>> Start Record extracts
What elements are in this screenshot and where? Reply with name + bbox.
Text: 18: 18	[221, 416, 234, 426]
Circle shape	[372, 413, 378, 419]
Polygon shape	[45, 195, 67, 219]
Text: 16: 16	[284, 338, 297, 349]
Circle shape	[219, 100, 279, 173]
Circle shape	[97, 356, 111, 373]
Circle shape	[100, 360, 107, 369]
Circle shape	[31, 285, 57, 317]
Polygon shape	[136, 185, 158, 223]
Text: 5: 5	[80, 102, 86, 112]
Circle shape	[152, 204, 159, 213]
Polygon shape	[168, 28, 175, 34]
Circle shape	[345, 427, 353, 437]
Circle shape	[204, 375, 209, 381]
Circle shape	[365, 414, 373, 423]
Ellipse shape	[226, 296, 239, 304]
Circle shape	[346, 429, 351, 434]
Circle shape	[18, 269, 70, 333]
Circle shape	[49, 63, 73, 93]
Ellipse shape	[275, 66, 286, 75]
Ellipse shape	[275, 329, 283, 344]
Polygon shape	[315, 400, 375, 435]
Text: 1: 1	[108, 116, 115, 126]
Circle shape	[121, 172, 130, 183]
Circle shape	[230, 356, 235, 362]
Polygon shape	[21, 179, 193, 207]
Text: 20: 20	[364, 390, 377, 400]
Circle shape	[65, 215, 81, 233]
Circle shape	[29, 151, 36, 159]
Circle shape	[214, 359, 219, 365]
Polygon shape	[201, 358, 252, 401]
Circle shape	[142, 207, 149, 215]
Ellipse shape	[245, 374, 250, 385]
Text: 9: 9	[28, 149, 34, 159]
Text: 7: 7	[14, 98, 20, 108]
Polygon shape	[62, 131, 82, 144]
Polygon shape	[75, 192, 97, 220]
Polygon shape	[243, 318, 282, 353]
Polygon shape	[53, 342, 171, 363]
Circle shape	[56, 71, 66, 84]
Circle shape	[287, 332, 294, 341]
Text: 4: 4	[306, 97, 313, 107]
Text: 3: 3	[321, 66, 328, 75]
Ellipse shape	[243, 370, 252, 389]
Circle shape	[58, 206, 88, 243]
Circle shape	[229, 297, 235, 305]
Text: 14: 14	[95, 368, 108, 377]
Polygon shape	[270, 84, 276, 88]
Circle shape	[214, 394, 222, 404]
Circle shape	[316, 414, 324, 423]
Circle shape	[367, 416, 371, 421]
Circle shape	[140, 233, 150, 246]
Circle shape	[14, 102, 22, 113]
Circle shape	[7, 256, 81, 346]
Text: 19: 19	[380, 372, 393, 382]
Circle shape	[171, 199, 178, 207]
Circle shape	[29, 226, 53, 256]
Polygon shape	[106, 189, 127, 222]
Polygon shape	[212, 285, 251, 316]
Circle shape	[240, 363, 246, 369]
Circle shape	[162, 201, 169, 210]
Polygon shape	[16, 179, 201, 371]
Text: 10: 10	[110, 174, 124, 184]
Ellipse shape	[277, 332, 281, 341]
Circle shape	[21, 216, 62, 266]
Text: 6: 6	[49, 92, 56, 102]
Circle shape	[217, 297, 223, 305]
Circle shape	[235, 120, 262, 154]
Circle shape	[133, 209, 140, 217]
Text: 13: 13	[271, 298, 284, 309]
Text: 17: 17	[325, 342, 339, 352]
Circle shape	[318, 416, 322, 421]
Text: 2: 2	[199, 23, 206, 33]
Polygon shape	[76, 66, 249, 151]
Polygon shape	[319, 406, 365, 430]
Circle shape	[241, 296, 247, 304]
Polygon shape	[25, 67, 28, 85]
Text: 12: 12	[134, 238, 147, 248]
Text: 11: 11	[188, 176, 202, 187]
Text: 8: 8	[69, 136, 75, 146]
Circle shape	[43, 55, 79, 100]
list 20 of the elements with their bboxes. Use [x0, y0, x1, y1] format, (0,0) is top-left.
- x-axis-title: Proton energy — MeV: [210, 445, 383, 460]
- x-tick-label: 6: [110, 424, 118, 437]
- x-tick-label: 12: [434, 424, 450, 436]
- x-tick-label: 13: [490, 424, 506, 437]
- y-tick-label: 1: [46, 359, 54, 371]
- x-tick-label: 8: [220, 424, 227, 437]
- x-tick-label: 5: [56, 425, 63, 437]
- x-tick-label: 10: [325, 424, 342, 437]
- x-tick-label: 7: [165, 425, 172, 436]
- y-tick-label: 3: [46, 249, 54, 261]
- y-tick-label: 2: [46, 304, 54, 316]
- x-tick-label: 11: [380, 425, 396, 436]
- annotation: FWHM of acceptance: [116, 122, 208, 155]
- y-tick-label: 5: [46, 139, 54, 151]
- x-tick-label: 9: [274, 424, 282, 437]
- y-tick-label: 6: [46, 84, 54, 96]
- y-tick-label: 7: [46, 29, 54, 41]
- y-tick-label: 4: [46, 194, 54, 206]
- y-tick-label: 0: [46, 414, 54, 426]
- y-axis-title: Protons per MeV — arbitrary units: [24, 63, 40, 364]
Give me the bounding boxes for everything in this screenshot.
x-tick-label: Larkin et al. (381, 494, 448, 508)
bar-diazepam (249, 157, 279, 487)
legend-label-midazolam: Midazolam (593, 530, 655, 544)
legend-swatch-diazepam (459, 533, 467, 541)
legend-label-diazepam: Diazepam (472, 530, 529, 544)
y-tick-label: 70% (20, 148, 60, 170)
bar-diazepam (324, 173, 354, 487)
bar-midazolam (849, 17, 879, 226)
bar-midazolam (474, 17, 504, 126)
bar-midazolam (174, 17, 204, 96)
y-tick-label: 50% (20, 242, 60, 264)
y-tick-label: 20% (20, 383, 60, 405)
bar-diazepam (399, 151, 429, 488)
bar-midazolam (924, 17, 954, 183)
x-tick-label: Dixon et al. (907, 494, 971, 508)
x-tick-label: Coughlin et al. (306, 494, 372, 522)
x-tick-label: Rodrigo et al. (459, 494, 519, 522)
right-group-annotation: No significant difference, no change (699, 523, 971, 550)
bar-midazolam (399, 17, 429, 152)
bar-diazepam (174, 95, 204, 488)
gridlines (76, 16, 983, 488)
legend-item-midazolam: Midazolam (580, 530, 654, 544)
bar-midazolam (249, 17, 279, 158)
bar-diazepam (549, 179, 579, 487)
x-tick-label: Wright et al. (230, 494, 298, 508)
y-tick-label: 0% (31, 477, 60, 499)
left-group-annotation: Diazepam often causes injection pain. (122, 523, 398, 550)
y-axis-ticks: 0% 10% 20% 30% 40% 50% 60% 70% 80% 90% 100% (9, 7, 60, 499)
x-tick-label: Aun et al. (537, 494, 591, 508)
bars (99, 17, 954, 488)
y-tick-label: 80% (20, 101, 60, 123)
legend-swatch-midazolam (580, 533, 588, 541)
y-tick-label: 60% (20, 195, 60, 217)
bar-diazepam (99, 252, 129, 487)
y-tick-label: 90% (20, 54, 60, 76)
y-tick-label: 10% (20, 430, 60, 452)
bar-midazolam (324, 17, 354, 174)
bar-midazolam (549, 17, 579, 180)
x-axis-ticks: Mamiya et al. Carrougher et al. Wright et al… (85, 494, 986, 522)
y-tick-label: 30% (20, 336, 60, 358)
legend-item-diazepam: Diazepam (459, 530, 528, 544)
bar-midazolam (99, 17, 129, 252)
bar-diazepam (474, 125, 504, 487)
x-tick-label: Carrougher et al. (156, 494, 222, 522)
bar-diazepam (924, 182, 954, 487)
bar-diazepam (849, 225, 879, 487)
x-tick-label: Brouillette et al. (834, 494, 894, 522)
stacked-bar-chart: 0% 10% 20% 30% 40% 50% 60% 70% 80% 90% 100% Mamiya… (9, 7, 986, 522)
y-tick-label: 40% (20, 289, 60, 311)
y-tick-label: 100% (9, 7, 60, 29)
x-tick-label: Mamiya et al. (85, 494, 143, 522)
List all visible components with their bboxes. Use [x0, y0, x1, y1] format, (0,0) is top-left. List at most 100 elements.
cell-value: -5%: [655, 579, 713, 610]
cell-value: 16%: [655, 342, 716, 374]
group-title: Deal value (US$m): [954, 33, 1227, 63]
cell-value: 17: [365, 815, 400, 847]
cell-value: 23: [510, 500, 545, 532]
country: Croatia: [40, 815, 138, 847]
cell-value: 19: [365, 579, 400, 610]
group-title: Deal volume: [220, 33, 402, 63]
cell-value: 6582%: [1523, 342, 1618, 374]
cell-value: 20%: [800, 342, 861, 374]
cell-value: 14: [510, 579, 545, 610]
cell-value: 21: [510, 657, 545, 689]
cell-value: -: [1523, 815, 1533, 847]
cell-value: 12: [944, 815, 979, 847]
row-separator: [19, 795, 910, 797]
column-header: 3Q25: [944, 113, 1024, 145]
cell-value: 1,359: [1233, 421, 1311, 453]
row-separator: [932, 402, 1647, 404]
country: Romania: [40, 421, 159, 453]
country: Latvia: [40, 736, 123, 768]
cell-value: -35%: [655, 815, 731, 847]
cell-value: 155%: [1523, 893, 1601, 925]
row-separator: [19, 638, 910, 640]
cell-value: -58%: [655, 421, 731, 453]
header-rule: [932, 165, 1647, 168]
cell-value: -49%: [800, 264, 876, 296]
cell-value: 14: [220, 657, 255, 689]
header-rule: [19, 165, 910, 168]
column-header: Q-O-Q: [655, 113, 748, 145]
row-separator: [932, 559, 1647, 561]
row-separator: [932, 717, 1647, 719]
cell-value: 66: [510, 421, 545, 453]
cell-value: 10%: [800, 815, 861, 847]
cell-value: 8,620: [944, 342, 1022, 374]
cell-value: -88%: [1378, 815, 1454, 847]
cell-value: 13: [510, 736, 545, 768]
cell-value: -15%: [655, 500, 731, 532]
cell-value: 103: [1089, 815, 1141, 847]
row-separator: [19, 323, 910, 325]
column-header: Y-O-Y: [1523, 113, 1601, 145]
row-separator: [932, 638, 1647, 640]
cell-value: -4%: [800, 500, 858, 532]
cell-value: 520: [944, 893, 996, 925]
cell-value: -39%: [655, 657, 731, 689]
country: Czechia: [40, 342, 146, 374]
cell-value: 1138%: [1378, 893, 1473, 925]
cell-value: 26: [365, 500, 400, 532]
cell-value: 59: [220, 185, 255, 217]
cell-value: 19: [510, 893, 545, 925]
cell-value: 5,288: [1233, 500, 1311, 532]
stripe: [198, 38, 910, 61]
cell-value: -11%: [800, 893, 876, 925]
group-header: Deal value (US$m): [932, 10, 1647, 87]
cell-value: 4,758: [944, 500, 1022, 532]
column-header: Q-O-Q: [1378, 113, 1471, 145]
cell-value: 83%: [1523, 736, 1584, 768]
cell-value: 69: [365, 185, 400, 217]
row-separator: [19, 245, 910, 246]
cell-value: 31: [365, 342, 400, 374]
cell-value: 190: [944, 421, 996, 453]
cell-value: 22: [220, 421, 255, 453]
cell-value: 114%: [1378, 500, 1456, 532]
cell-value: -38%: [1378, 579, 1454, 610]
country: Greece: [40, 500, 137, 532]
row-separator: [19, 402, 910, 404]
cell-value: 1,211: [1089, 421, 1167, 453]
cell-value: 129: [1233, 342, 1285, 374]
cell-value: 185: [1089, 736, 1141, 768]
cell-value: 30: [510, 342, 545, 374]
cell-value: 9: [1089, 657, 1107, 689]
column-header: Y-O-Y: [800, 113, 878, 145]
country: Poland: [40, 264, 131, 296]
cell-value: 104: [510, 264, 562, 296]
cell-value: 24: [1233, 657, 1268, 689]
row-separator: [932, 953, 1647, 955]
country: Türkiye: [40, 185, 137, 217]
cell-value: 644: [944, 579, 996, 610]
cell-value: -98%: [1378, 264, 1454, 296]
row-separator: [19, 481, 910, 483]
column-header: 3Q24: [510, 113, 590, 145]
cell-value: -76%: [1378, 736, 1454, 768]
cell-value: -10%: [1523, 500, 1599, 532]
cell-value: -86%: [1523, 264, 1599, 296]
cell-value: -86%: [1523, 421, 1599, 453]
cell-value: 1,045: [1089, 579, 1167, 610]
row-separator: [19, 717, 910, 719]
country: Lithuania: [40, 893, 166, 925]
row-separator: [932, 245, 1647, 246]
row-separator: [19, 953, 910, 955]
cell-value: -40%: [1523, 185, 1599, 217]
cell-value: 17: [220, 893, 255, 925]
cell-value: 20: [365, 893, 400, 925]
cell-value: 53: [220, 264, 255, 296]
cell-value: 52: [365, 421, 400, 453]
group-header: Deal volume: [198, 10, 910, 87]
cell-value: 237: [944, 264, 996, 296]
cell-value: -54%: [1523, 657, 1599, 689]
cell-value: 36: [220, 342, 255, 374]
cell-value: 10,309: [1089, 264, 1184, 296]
>> End Record extracts
*Task directions:*
Please copy the items word for word, starting with the first line and ending after the line that contains "201, 169, 210]".

*Response to this task:*
What elements are in this screenshot and where? Reply with name + bbox.
Text: 18: 18	[221, 416, 234, 426]
Circle shape	[372, 413, 378, 419]
Polygon shape	[45, 195, 67, 219]
Text: 16: 16	[284, 338, 297, 349]
Circle shape	[219, 100, 279, 173]
Circle shape	[97, 356, 111, 373]
Circle shape	[100, 360, 107, 369]
Circle shape	[31, 285, 57, 317]
Polygon shape	[136, 185, 158, 223]
Text: 5: 5	[80, 102, 86, 112]
Circle shape	[152, 204, 159, 213]
Polygon shape	[168, 28, 175, 34]
Circle shape	[345, 427, 353, 437]
Circle shape	[204, 375, 209, 381]
Circle shape	[365, 414, 373, 423]
Ellipse shape	[226, 296, 239, 304]
Circle shape	[346, 429, 351, 434]
Circle shape	[18, 269, 70, 333]
Circle shape	[49, 63, 73, 93]
Ellipse shape	[275, 66, 286, 75]
Ellipse shape	[275, 329, 283, 344]
Polygon shape	[315, 400, 375, 435]
Text: 1: 1	[108, 116, 115, 126]
Circle shape	[121, 172, 130, 183]
Circle shape	[230, 356, 235, 362]
Polygon shape	[21, 179, 193, 207]
Text: 20: 20	[364, 390, 377, 400]
Circle shape	[65, 215, 81, 233]
Circle shape	[29, 151, 36, 159]
Circle shape	[214, 359, 219, 365]
Polygon shape	[201, 358, 252, 401]
Circle shape	[142, 207, 149, 215]
Ellipse shape	[245, 374, 250, 385]
Text: 9: 9	[28, 149, 34, 159]
Text: 7: 7	[14, 98, 20, 108]
Polygon shape	[62, 131, 82, 144]
Polygon shape	[75, 192, 97, 220]
Polygon shape	[243, 318, 282, 353]
Polygon shape	[53, 342, 171, 363]
Circle shape	[56, 71, 66, 84]
Circle shape	[287, 332, 294, 341]
Text: 4: 4	[306, 97, 313, 107]
Text: 3: 3	[321, 66, 328, 75]
Ellipse shape	[243, 370, 252, 389]
Circle shape	[58, 206, 88, 243]
Circle shape	[229, 297, 235, 305]
Text: 14: 14	[95, 368, 108, 377]
Polygon shape	[270, 84, 276, 88]
Circle shape	[214, 394, 222, 404]
Circle shape	[316, 414, 324, 423]
Circle shape	[367, 416, 371, 421]
Circle shape	[140, 233, 150, 246]
Circle shape	[14, 102, 22, 113]
Circle shape	[7, 256, 81, 346]
Text: 19: 19	[380, 372, 393, 382]
Circle shape	[171, 199, 178, 207]
Circle shape	[29, 226, 53, 256]
Polygon shape	[106, 189, 127, 222]
Polygon shape	[212, 285, 251, 316]
Circle shape	[240, 363, 246, 369]
Circle shape	[162, 201, 169, 210]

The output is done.